[Actions to take]:
a) According to the Bitwarden checklist, which passwords should be changed first?
b) Please write the next part of the Bitwarden checklist, picking up after its final item.

[Reading text]:
* * * * * * *

You've done the hard part. Your passwords are in Bitwarden, 2FA is set up, and you've got the extension and mobile app running. Here's what to focus on over the next few days:

  1. Use Bitwarden for every login. Resist the urge to type passwords from memory. Force yourself to use the extension. It takes a day or two to build the muscle memory.
  2. Change your 5 most important passwords. Start with email, banking, and anything financial. Use Bitwarden's generator—20+ characters, all character types.
  3. Enable 2FA on your email. If someone gets your email, they can reset every other password. Your email account should have the strongest possible protection. If you're on ProtonMail, use your YubiKey.
  4. Delete the Chrome export CSV. Seriously, if you haven't already.
  5. Set a calendar reminder for 2 weeks out to delete saved passwords from Chrome once you've confirmed Bitwarden is working smoothly.

* * * * * * *

Items from a dataset
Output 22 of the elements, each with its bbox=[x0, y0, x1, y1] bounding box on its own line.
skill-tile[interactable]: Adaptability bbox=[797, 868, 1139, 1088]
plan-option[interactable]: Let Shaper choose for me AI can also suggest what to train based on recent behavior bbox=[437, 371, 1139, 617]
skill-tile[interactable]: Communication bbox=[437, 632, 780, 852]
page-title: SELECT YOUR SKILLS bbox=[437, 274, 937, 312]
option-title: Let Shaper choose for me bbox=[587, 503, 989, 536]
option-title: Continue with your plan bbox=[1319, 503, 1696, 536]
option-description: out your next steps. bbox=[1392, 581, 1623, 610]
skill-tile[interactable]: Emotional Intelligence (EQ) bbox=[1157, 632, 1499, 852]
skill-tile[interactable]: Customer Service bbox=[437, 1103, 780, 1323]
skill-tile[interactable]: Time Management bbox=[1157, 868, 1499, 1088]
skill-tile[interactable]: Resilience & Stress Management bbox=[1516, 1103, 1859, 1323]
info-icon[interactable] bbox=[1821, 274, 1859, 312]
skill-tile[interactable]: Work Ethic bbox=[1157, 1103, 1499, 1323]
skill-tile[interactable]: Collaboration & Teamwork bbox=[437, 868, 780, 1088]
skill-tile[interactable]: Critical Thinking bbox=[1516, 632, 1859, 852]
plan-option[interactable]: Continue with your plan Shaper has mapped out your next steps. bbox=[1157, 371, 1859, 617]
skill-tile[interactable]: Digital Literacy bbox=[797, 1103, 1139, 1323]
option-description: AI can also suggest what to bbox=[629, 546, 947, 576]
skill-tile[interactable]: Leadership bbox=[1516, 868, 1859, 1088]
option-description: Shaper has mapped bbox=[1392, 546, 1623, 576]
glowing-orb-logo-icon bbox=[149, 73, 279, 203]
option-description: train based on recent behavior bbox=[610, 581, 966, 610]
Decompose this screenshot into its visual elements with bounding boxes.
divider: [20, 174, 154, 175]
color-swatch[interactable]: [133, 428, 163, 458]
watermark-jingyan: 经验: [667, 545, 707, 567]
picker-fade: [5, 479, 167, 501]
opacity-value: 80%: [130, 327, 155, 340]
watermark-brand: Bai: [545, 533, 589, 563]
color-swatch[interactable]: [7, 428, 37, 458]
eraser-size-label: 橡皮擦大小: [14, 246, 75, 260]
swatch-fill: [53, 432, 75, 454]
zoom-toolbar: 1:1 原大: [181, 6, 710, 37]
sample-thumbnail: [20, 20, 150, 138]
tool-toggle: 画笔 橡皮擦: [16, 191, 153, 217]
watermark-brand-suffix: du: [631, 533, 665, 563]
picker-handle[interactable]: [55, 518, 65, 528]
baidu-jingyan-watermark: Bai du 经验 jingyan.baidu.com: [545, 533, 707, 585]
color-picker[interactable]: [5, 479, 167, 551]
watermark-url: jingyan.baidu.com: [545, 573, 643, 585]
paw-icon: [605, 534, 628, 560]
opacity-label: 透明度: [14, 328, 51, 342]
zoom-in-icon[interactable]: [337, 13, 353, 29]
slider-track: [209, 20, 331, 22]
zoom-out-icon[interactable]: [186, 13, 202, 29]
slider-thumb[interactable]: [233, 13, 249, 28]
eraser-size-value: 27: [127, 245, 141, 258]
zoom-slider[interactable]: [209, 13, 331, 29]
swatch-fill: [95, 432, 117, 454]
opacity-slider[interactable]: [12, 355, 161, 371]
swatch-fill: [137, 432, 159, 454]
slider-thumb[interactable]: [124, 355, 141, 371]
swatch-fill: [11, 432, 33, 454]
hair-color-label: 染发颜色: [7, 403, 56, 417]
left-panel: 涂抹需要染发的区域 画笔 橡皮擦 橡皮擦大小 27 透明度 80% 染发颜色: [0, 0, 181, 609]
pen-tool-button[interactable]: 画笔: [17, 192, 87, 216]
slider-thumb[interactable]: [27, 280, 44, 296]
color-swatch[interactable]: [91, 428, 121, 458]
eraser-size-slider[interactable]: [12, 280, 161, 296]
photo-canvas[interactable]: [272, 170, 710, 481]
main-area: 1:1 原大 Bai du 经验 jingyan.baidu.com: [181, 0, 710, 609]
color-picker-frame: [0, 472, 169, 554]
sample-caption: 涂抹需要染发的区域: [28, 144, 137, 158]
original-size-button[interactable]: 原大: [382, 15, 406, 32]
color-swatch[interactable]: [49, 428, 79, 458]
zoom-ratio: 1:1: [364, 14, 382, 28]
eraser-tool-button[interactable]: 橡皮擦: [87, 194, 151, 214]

* * * * * * *

[Responses per task]:
a) Email, banking, and anything financial.

b)
Over the following weeks, work through your vault and replace any reused or weak passwords. Don't try to do them all at once—that's a recipe for burnout. Five a day is plenty. Within a month, you'll have a vault full of strong, unique passwords and you'll wonder why you ever trusted Chrome with something this important.

If you're taking this seriously (and the fact that you read this far says you are), the next logical step is locking down your internet connection. A good VPN is the other half of the equation. Check our VPN comparison guide for recommendations that actually hold up to scrutiny.

Welcome to actually owning your passwords. It feels good, doesn't it?